→ WHAT YOU ARE ASKED TO DO
Go through the entries below and copy each line containing the word "color".
# # # # #
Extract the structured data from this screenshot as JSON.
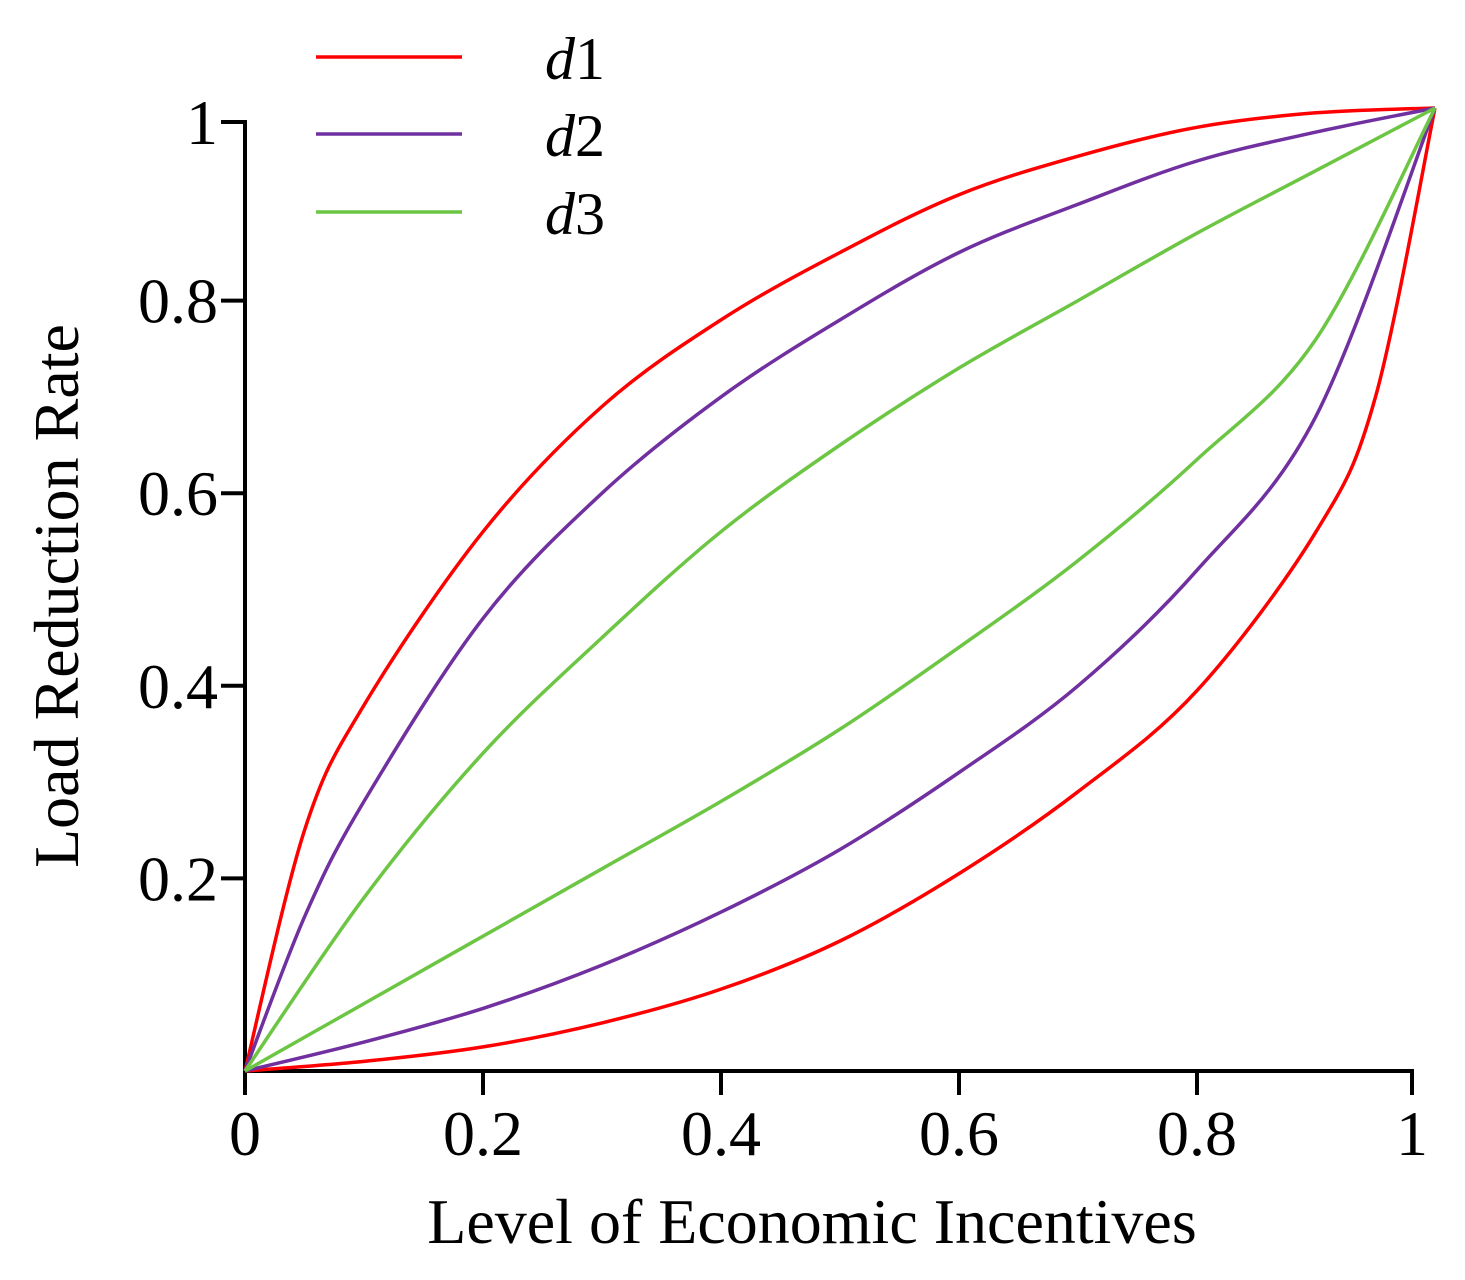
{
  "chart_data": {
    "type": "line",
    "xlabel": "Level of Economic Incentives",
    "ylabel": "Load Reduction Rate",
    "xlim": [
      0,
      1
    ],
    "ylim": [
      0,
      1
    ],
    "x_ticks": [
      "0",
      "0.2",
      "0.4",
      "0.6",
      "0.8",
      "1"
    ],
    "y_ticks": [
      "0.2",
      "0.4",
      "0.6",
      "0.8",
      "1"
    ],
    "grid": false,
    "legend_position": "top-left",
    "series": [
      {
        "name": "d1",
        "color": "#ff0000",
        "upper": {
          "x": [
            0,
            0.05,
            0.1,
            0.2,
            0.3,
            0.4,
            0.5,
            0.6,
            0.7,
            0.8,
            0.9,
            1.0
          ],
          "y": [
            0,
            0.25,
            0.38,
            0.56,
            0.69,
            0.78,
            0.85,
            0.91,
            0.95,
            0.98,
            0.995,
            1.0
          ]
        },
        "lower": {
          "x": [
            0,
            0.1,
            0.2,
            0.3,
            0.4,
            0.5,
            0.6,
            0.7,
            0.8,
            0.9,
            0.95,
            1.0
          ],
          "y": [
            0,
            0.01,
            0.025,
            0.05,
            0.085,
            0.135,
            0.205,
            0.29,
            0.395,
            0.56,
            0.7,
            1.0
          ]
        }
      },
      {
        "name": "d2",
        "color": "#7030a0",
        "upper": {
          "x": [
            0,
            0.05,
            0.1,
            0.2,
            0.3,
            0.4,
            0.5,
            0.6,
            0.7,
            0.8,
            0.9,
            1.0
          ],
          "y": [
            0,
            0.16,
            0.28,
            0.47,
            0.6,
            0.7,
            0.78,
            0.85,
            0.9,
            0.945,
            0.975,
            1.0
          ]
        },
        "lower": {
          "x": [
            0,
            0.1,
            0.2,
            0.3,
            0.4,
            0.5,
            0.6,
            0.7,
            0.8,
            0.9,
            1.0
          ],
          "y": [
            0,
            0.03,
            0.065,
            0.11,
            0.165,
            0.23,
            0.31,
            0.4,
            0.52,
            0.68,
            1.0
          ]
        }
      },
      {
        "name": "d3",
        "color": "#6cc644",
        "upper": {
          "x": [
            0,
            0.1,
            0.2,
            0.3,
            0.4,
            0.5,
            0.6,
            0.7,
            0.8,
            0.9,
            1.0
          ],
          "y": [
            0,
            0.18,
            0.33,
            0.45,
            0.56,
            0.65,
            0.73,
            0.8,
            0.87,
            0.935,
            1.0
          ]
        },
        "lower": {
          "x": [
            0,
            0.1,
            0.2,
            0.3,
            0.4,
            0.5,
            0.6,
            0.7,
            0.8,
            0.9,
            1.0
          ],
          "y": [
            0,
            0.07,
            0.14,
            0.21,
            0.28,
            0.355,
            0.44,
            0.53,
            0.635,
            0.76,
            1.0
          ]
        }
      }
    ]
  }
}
# # # # #
→ WRITTEN ANSWER
        "color": "#ff0000",
        "color": "#7030a0",
        "color": "#6cc644",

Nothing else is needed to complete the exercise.